(Collected data)
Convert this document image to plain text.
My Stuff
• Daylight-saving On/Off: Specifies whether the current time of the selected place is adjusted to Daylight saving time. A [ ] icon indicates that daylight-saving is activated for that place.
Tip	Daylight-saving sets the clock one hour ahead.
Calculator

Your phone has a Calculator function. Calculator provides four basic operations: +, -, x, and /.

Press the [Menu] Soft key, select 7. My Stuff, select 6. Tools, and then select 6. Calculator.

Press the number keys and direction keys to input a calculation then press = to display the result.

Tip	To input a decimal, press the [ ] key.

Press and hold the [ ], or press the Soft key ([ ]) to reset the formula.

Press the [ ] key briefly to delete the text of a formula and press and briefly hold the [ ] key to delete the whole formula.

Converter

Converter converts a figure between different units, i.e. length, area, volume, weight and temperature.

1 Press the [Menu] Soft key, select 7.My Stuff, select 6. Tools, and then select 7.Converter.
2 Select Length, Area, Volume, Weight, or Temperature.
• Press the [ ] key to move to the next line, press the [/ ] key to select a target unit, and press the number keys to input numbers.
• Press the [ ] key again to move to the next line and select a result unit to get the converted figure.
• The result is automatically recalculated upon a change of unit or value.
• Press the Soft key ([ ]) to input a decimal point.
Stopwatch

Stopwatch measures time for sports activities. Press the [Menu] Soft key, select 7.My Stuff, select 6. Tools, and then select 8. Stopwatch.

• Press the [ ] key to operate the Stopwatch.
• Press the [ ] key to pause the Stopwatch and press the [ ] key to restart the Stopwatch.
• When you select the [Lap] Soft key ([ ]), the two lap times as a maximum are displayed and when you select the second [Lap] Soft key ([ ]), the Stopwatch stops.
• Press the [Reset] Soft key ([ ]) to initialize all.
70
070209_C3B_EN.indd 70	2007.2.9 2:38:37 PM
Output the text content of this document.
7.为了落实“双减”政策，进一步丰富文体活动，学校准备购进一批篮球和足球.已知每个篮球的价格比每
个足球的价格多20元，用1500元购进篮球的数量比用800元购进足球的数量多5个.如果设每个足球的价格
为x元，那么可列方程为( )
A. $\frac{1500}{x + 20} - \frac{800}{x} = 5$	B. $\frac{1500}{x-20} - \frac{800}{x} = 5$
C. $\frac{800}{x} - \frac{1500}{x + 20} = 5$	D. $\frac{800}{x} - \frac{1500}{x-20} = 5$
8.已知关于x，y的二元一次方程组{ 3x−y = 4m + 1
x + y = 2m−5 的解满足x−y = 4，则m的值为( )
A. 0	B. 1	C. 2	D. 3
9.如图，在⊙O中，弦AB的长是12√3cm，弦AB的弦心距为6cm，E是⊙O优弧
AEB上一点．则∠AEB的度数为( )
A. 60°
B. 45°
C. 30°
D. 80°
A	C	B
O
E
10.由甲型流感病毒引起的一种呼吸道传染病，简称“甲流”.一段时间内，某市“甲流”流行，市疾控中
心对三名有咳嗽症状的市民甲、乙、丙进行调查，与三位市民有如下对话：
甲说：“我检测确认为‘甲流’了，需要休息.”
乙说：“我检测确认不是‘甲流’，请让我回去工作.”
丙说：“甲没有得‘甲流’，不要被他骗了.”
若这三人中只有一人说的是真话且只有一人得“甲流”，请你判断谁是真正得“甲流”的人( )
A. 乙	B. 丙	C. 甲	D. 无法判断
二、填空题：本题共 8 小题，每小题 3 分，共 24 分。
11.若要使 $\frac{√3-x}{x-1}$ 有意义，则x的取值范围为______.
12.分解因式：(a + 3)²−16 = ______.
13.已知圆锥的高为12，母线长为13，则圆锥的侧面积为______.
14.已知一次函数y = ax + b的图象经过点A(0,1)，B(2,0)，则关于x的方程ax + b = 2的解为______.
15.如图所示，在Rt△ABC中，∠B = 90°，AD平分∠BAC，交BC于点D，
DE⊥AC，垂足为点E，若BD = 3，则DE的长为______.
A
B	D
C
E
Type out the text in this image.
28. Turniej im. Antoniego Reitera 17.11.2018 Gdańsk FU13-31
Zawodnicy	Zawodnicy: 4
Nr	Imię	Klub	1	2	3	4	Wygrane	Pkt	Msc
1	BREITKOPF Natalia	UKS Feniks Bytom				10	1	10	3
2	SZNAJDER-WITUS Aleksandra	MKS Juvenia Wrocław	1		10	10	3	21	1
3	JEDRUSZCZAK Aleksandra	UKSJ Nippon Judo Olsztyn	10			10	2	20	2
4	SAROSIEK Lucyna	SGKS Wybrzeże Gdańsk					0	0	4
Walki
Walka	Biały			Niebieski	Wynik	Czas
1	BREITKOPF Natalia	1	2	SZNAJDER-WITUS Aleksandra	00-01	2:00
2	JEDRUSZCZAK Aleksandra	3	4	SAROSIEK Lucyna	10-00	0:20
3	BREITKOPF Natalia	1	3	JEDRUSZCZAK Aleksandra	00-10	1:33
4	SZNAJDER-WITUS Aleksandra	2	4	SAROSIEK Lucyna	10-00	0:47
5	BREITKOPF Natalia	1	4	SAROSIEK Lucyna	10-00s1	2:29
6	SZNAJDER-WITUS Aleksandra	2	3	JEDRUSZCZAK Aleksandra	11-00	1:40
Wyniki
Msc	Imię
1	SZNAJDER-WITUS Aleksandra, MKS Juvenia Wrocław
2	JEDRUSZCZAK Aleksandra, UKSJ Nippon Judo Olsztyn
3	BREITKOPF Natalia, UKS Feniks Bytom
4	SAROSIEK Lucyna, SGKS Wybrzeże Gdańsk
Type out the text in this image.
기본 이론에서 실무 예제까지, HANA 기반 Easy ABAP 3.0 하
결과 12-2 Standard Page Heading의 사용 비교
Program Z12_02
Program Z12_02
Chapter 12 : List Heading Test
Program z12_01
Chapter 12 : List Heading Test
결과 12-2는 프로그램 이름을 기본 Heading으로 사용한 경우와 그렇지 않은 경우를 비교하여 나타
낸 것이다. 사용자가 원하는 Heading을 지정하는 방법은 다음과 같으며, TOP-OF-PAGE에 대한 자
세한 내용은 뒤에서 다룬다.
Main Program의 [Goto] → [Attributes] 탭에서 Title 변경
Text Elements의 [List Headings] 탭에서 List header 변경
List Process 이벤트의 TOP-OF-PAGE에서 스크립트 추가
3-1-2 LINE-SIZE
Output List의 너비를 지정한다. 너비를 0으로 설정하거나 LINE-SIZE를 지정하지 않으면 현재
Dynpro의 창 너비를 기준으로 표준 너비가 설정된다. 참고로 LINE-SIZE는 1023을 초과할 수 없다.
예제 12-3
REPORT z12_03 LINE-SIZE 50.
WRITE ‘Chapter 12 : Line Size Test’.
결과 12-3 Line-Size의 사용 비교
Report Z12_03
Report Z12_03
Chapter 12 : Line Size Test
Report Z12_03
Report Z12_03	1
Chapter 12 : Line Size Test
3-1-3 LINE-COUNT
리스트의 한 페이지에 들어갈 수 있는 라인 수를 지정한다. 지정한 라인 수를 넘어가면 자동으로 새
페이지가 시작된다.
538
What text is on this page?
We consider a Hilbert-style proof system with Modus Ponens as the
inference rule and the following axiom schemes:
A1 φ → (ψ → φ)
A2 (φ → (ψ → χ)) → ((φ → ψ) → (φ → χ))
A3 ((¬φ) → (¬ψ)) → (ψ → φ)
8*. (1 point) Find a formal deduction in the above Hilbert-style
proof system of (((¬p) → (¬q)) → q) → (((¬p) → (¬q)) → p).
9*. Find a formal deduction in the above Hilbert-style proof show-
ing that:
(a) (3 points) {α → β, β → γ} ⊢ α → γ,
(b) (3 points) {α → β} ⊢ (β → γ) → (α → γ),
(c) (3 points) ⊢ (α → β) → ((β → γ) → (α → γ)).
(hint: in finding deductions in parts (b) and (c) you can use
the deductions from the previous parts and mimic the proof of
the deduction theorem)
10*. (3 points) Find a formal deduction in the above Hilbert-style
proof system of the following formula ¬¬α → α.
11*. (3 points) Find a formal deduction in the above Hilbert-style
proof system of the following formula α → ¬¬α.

Task objective.
Say how many lines in the entries contain the string "UKSJ", and leave out everything else.

The completed task.
2